> **What you are asked to do**
Please reproduce the material starting at the line containing "panel-title: 成就徽章: [671, 523, 751, 545]" and ending at the line containing "divider-tick: [293, 213, 343, 217]", changing every "interactable" to "clickable" and leaving everything else as it is.

Element location listings

---

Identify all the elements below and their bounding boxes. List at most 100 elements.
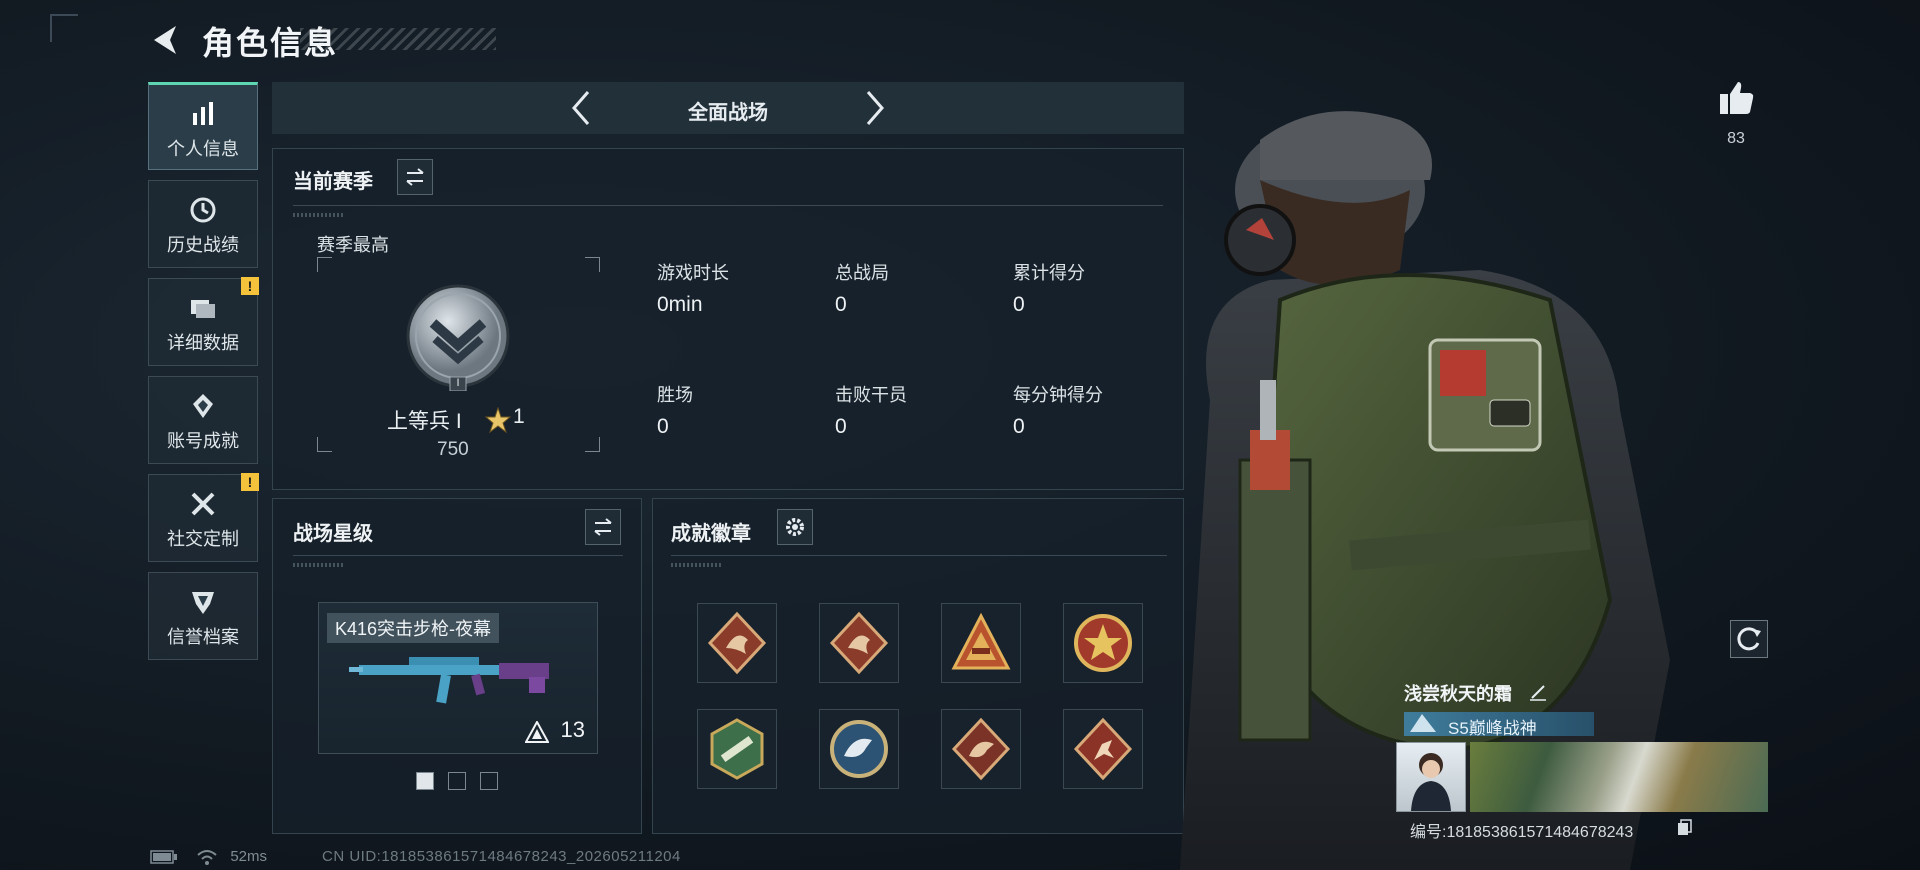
panel-title: 成就徽章: [671, 523, 751, 545]
refresh-button[interactable]: [1730, 620, 1768, 658]
weapon-name: K416突击步枪-夜幕: [327, 613, 500, 643]
player-name: 浅尝秋天的霜: [1404, 684, 1512, 704]
thumbs-up-icon[interactable]: [1716, 78, 1756, 118]
page-title: 角色信息: [202, 25, 339, 61]
star-badge-icon: [1074, 614, 1132, 672]
divider: [671, 555, 1167, 556]
season-best-label: 赛季最高: [317, 235, 389, 255]
divider-tick: [293, 213, 343, 217]
dragon-badge-icon: [829, 611, 889, 675]
nav-label: 信誉档案: [167, 627, 239, 647]
panel-title: 战场星级: [293, 523, 373, 545]
nav-item-profile[interactable]: 个人信息: [148, 82, 258, 170]
star-icon: [485, 407, 511, 433]
wolf-badge-icon: [830, 720, 888, 778]
stat-label: 胜场: [657, 385, 693, 405]
shield-icon: [192, 592, 214, 614]
pyramid-badge-icon: [951, 612, 1011, 670]
swap-icon: [594, 518, 612, 536]
badge-slot[interactable]: [697, 709, 777, 789]
level-triangle-icon: [525, 721, 549, 743]
folder-icon: [191, 300, 215, 318]
wifi-icon: [197, 850, 217, 866]
warning-badge: !: [241, 277, 259, 295]
swap-weapon-button[interactable]: [585, 509, 621, 545]
stat-value: 0: [835, 293, 847, 316]
stat-label: 每分钟得分: [1013, 385, 1103, 405]
medal-icon: [193, 394, 213, 418]
stat-label: 累计得分: [1013, 263, 1085, 283]
badge-slot[interactable]: [697, 603, 777, 683]
divider-tick: [671, 563, 721, 567]
nav-label: 历史战绩: [167, 235, 239, 255]
player-card: 浅尝秋天的霜 S5巅峰战神 编号:181853861571484678243: [1396, 676, 1768, 841]
stat-label: 总战局: [835, 263, 889, 283]
frame-corner: [585, 437, 600, 452]
divider-tick: [293, 563, 343, 567]
missile-badge-icon: [710, 718, 764, 780]
wolf-badge-icon: [951, 717, 1011, 781]
player-id: 编号:181853861571484678243: [1410, 824, 1634, 841]
page-dot-active[interactable]: [416, 772, 434, 790]
refresh-icon: [1737, 627, 1761, 651]
edit-icon[interactable]: [1528, 682, 1548, 702]
stat-value: 0: [1013, 293, 1025, 316]
rifle-icon: [349, 657, 549, 704]
player-title-bar: S5巅峰战神: [1404, 712, 1594, 738]
page-dot[interactable]: [448, 772, 466, 790]
back-arrow-icon[interactable]: [148, 22, 184, 58]
runner-badge-icon: [1073, 717, 1133, 781]
nav-item-details[interactable]: ! 详细数据: [148, 277, 259, 366]
badge-slot[interactable]: [941, 709, 1021, 789]
battery-icon: [150, 850, 177, 864]
nav-item-history[interactable]: 历史战绩: [148, 180, 258, 268]
clock-icon: [190, 197, 216, 223]
nav-item-reputation[interactable]: 信誉档案: [148, 572, 258, 660]
status-bar: 52ms: [150, 848, 268, 866]
badge-slot[interactable]: [819, 603, 899, 683]
weapon-card[interactable]: K416突击步枪-夜幕 13: [318, 602, 598, 754]
badge-slot[interactable]: [941, 603, 1021, 683]
divider: [293, 555, 623, 556]
nav-label: 个人信息: [167, 139, 239, 159]
mode-selector: 全面战场: [272, 82, 1184, 134]
like-count: 83: [1727, 130, 1745, 147]
tools-icon: [191, 492, 215, 516]
player-banner: [1470, 742, 1768, 812]
corner-decoration: [50, 14, 78, 42]
badge-settings-button[interactable]: [777, 509, 813, 545]
copy-icon[interactable]: [1676, 818, 1694, 836]
badges-panel: 成就徽章: [652, 498, 1184, 834]
nav-item-social[interactable]: ! 社交定制: [148, 473, 259, 562]
swap-season-button[interactable]: [397, 159, 433, 195]
player-title: S5巅峰战神: [1448, 719, 1537, 738]
page-dot[interactable]: [480, 772, 498, 790]
rank-tier: I: [456, 377, 460, 389]
divider: [293, 205, 1163, 206]
warning-badge: !: [241, 473, 259, 491]
bar-chart-icon: [193, 102, 213, 125]
uid-text: CN UID:181853861571484678243_20260521120…: [322, 848, 681, 865]
nav-item-achievements[interactable]: 账号成就: [148, 376, 258, 464]
stat-label: 击败干员: [835, 385, 907, 405]
mode-title: 全面战场: [688, 102, 768, 124]
chevron-right-icon[interactable]: [854, 88, 894, 128]
rank-stars: 1: [513, 405, 525, 428]
dragon-badge-icon: [707, 611, 767, 675]
nav-label: 账号成就: [167, 431, 239, 451]
avatar[interactable]: [1396, 742, 1466, 812]
badge-slot[interactable]: [1063, 603, 1143, 683]
ping: 52ms: [230, 848, 268, 865]
badge-slot[interactable]: [819, 709, 899, 789]
title-emblem-icon: [1410, 714, 1436, 732]
season-panel: 当前赛季 赛季最高 I 上等兵 I 1 750 游戏时长 0min 总战局 0 …: [272, 148, 1184, 490]
nav-label: 详细数据: [167, 333, 239, 353]
stat-label: 游戏时长: [657, 263, 729, 283]
swap-icon: [406, 168, 424, 186]
nav-label: 社交定制: [167, 529, 239, 549]
weapon-level: 13: [560, 717, 585, 742]
frame-corner: [585, 257, 600, 272]
rank-score: 750: [437, 439, 469, 460]
stat-value: 0: [657, 415, 669, 438]
badge-slot[interactable]: [1063, 709, 1143, 789]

---

> **Solution for this task**
panel-title: 成就徽章: [671, 523, 751, 545]
refresh-button[clickable]: [1730, 620, 1768, 658]
weapon-name: K416突击步枪-夜幕: [327, 613, 500, 643]
player-name: 浅尝秋天的霜: [1404, 684, 1512, 704]
thumbs-up-icon[clickable]: [1716, 78, 1756, 118]
page-title: 角色信息: [202, 25, 339, 61]
star-badge-icon: [1074, 614, 1132, 672]
divider: [671, 555, 1167, 556]
season-best-label: 赛季最高: [317, 235, 389, 255]
divider-tick: [293, 213, 343, 217]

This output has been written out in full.